== WHAT YOU WILL DO ==
Skip every picture and transcribe the remaining material exactly.

[Dataset items]
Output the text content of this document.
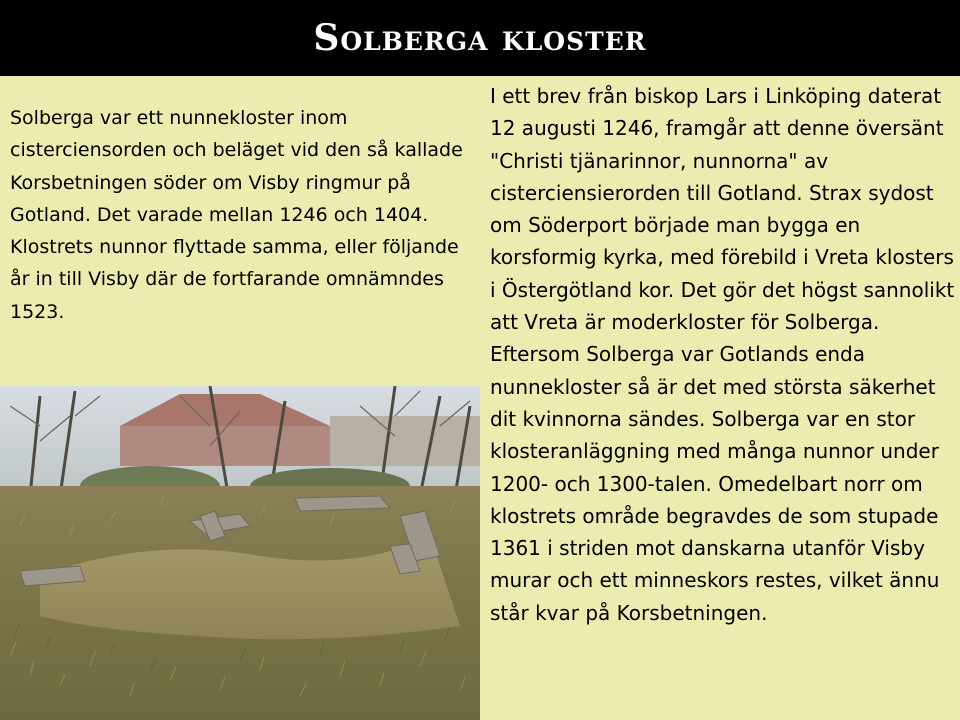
Solberga kloster

Solberga var ett nunnekloster inom cisterciensorden och beläget vid den så kallade Korsbetningen söder om Visby ringmur på Gotland. Det varade mellan 1246 och 1404. Klostrets nunnor flyttade samma, eller följande år in till Visby där de fortfarande omnämndes 1523.

I ett brev från biskop Lars i Linköping daterat 12 augusti 1246, framgår att denne översänt "Christi tjänarinnor, nunnorna" av cisterciensierorden till Gotland. Strax sydost om Söderport började man bygga en korsformig kyrka, med förebild i Vreta klosters i Östergötland kor. Det gör det högst sannolikt att Vreta är moderkloster för Solberga. Eftersom Solberga var Gotlands enda nunnekloster så är det med största säkerhet dit kvinnorna sändes. Solberga var en stor klosteranläggning med många nunnor under 1200- och 1300-talen. Omedelbart norr om klostrets område begravdes de som stupade 1361 i striden mot danskarna utanför Visby murar och ett minneskors restes, vilket ännu står kvar på Korsbetningen.
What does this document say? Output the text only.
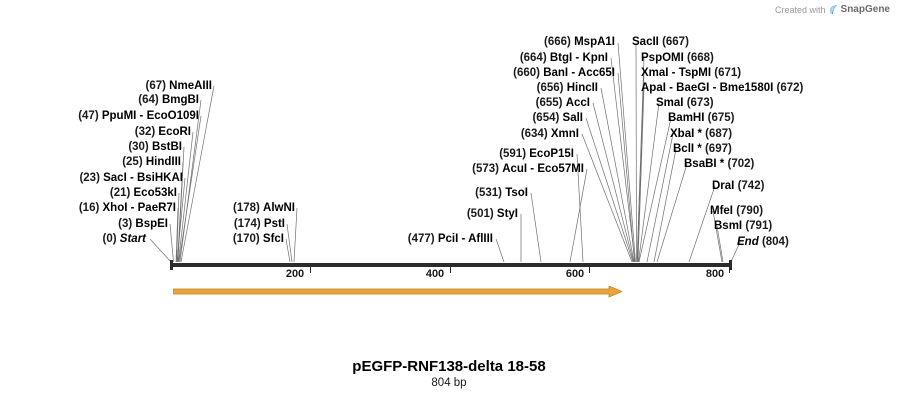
Created with SnapGene
(67) NmeAIII
(64) BmgBI
(47) PpuMI - EcoO109I
(32) EcoRI
(30) BstBI
(25) HindIII
(23) SacI - BsiHKAI
(21) Eco53kI
(16) XhoI - PaeR7I
(3) BspEI
(0) Start
(178) AlwNI
(174) PstI
(170) SfcI
(573) AcuI - Eco57MI
(531) TsoI
(501) StyI
(477) PciI - AflIII
(591) EcoP15I
(634) XmnI
(654) SalI
(655) AccI
(656) HincII
(660) BanI - Acc65I
(664) BtgI - KpnI
(666) MspA1I SacII (667)
PspOMI (668)
XmaI - TspMI (671)
ApaI - BaeGI - Bme1580I (672)
SmaI (673)
BamHI (675)
XbaI * (687)
BclI * (697)
BsaBI * (702)
DraI (742)
MfeI (790)
BsmI (791)
End (804)
200	400	600	800
pEGFP-RNF138-delta 18-58
804 bp
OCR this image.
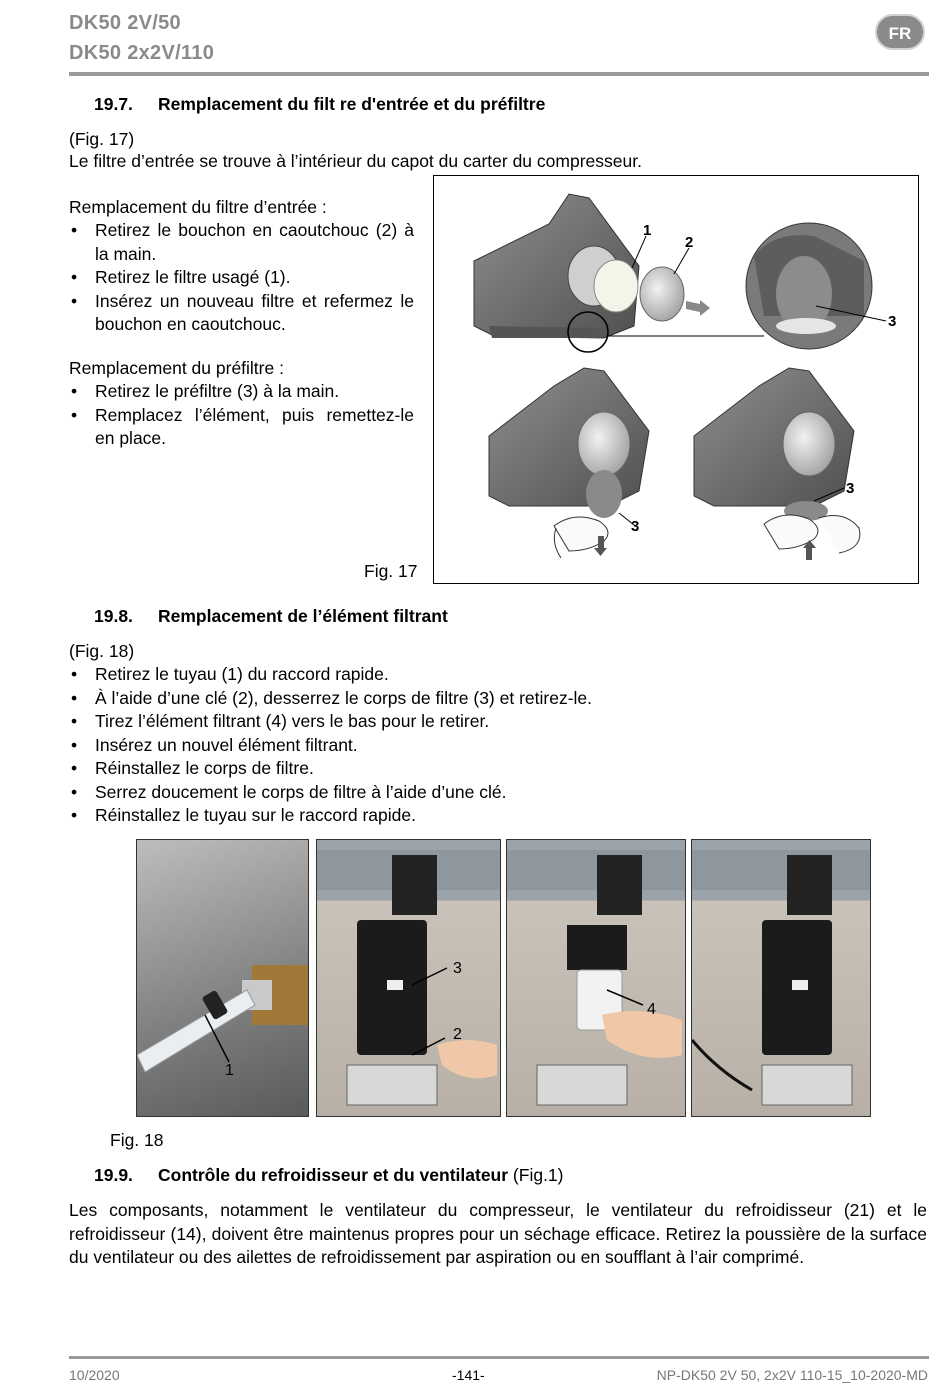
DK50 2V/50
DK50 2x2V/110
FR
19.7. Remplacement du filt re d'entrée et du préfiltre

(Fig. 17)

Le filtre d’entrée se trouve à l’intérieur du capot du carter du compresseur.

Remplacement du filtre d’entrée :

• Retirez le bouchon en caoutchouc (2) à la main.
• Retirez le filtre usagé (1).
• Insérez un nouveau filtre et refermez le bouchon en caoutchouc.

Remplacement du préfiltre :

• Retirez le préfiltre (3) à la main.
• Remplacez l’élément, puis remettez-le en place.

Fig. 17

1
2
3
3
3
19.8. Remplacement de l’élément filtrant

(Fig. 18)

• Retirez le tuyau (1) du raccord rapide.
• À l’aide d’une clé (2), desserrez le corps de filtre (3) et retirez-le.
• Tirez l’élément filtrant (4) vers le bas pour le retirer.
• Insérez un nouvel élément filtrant.
• Réinstallez le corps de filtre.
• Serrez doucement le corps de filtre à l’aide d’une clé.
• Réinstallez le tuyau sur le raccord rapide.
1
3
2
4

Fig. 18

19.9. Contrôle du refroidisseur et du ventilateur (Fig.1)

Les composants, notamment le ventilateur du compresseur, le ventilateur du refroidisseur (21) et le refroidisseur (14), doivent être maintenus propres pour un séchage efficace. Retirez la poussière de la surface du ventilateur ou des ailettes de refroidissement par aspiration ou en soufflant à l’air comprimé.

10/2020	-141-	NP-DK50 2V 50, 2x2V 110-15_10-2020-MD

== COMPLETED EXERCISE ==
Output the text content of this document.
Solberga kloster

Solberga var ett nunnekloster inom cisterciensorden och beläget vid den så kallade Korsbetningen söder om Visby ringmur på Gotland. Det varade mellan 1246 och 1404. Klostrets nunnor flyttade samma, eller följande år in till Visby där de fortfarande omnämndes 1523.

I ett brev från biskop Lars i Linköping daterat 12 augusti 1246, framgår att denne översänt "Christi tjänarinnor, nunnorna" av cisterciensierorden till Gotland. Strax sydost om Söderport började man bygga en korsformig kyrka, med förebild i Vreta klosters i Östergötland kor. Det gör det högst sannolikt att Vreta är moderkloster för Solberga. Eftersom Solberga var Gotlands enda nunnekloster så är det med största säkerhet dit kvinnorna sändes. Solberga var en stor klosteranläggning med många nunnor under 1200- och 1300-talen. Omedelbart norr om klostrets område begravdes de som stupade 1361 i striden mot danskarna utanför Visby murar och ett minneskors restes, vilket ännu står kvar på Korsbetningen.
What does this document say? Output the text only.
Created with SnapGene
(67) NmeAIII
(64) BmgBI
(47) PpuMI - EcoO109I
(32) EcoRI
(30) BstBI
(25) HindIII
(23) SacI - BsiHKAI
(21) Eco53kI
(16) XhoI - PaeR7I
(3) BspEI
(0) Start
(178) AlwNI
(174) PstI
(170) SfcI
(573) AcuI - Eco57MI
(531) TsoI
(501) StyI
(477) PciI - AflIII
(591) EcoP15I
(634) XmnI
(654) SalI
(655) AccI
(656) HincII
(660) BanI - Acc65I
(664) BtgI - KpnI
(666) MspA1I SacII (667)
PspOMI (668)
XmaI - TspMI (671)
ApaI - BaeGI - Bme1580I (672)
SmaI (673)
BamHI (675)
XbaI * (687)
BclI * (697)
BsaBI * (702)
DraI (742)
MfeI (790)
BsmI (791)
End (804)
200	400	600	800
pEGFP-RNF138-delta 18-58
804 bp
OCR this image.
DK50 2V/50
DK50 2x2V/110
FR
19.7. Remplacement du filt re d'entrée et du préfiltre

(Fig. 17)

Le filtre d’entrée se trouve à l’intérieur du capot du carter du compresseur.

Remplacement du filtre d’entrée :

• Retirez le bouchon en caoutchouc (2) à la main.
• Retirez le filtre usagé (1).
• Insérez un nouveau filtre et refermez le bouchon en caoutchouc.

Remplacement du préfiltre :

• Retirez le préfiltre (3) à la main.
• Remplacez l’élément, puis remettez-le en place.

Fig. 17

1
2
3
3
3
19.8. Remplacement de l’élément filtrant

(Fig. 18)

• Retirez le tuyau (1) du raccord rapide.
• À l’aide d’une clé (2), desserrez le corps de filtre (3) et retirez-le.
• Tirez l’élément filtrant (4) vers le bas pour le retirer.
• Insérez un nouvel élément filtrant.
• Réinstallez le corps de filtre.
• Serrez doucement le corps de filtre à l’aide d’une clé.
• Réinstallez le tuyau sur le raccord rapide.
1
3
2
4

Fig. 18

19.9. Contrôle du refroidisseur et du ventilateur (Fig.1)

Les composants, notamment le ventilateur du compresseur, le ventilateur du refroidisseur (21) et le refroidisseur (14), doivent être maintenus propres pour un séchage efficace. Retirez la poussière de la surface du ventilateur ou des ailettes de refroidissement par aspiration ou en soufflant à l’air comprimé.

10/2020	-141-	NP-DK50 2V 50, 2x2V 110-15_10-2020-MD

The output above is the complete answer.